_Written task_
Below are some entries; can you quote all of them exactly?

** BEGIN Material **

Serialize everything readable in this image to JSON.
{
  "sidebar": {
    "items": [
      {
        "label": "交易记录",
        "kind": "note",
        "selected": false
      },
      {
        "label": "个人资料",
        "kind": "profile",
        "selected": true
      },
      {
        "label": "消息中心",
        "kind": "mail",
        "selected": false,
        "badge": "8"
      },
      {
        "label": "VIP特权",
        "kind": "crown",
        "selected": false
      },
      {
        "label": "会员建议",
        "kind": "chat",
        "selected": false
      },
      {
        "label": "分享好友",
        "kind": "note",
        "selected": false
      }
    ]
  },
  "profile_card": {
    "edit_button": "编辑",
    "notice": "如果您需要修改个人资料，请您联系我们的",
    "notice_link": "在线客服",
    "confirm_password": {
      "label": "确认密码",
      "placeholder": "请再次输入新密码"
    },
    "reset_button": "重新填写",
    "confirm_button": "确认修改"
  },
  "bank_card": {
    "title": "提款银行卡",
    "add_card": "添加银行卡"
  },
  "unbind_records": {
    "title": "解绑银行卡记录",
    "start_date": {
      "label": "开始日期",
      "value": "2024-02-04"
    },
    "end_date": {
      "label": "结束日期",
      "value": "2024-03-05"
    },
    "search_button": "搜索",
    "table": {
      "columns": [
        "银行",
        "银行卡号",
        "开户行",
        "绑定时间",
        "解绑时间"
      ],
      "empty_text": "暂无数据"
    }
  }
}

** END Material **

_Reply_
Serialize everything readable in this image to JSON.
{
  "sidebar": {
    "items": [
      {
        "label": "交易记录",
        "kind": "note",
        "selected": false
      },
      {
        "label": "个人资料",
        "kind": "profile",
        "selected": true
      },
      {
        "label": "消息中心",
        "kind": "mail",
        "selected": false,
        "badge": "8"
      },
      {
        "label": "VIP特权",
        "kind": "crown",
        "selected": false
      },
      {
        "label": "会员建议",
        "kind": "chat",
        "selected": false
      },
      {
        "label": "分享好友",
        "kind": "note",
        "selected": false
      }
    ]
  },
  "profile_card": {
    "edit_button": "编辑",
    "notice": "如果您需要修改个人资料，请您联系我们的",
    "notice_link": "在线客服",
    "confirm_password": {
      "label": "确认密码",
      "placeholder": "请再次输入新密码"
    },
    "reset_button": "重新填写",
    "confirm_button": "确认修改"
  },
  "bank_card": {
    "title": "提款银行卡",
    "add_card": "添加银行卡"
  },
  "unbind_records": {
    "title": "解绑银行卡记录",
    "start_date": {
      "label": "开始日期",
      "value": "2024-02-04"
    },
    "end_date": {
      "label": "结束日期",
      "value": "2024-03-05"
    },
    "search_button": "搜索",
    "table": {
      "columns": [
        "银行",
        "银行卡号",
        "开户行",
        "绑定时间",
        "解绑时间"
      ],
      "empty_text": "暂无数据"
    }
  }
}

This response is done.